DO THIS: Would you quote every entry exactly, dropping only the pictures?

GIVEN ENTRIES:
-------------------------
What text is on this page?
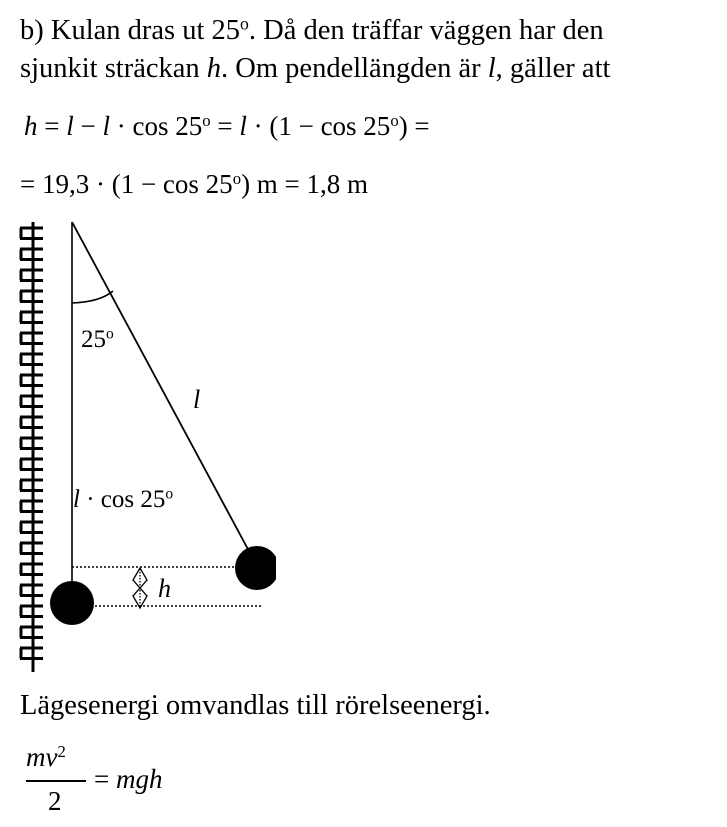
b) Kulan dras ut 25$^o$. Då den träffar väggen har den
sjunkit sträckan h. Om pendellängden är l, gäller att
$h = l - l \cdot \cos 25^o = l \cdot (1 - \cos 25^o)$ =
= 19,3 · (1 − cos 25$^o$) m = 1,8 m
25$^o$
l
l · cos 25$^o$
h
Lägesenergi omvandlas till rörelseenergi.
$mv^2$
2
= mgh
-------------------------
EXPECTED ANSWER:
What text is on this page?
b) Kulan dras ut 25$^o$. Då den träffar väggen har den
sjunkit sträckan h. Om pendellängden är l, gäller att
$h = l - l \cdot \cos 25^o = l \cdot (1 - \cos 25^o)$ =
= 19,3 · (1 − cos 25$^o$) m = 1,8 m
25$^o$
l
l · cos 25$^o$
h
Lägesenergi omvandlas till rörelseenergi.
$mv^2$
2
= mgh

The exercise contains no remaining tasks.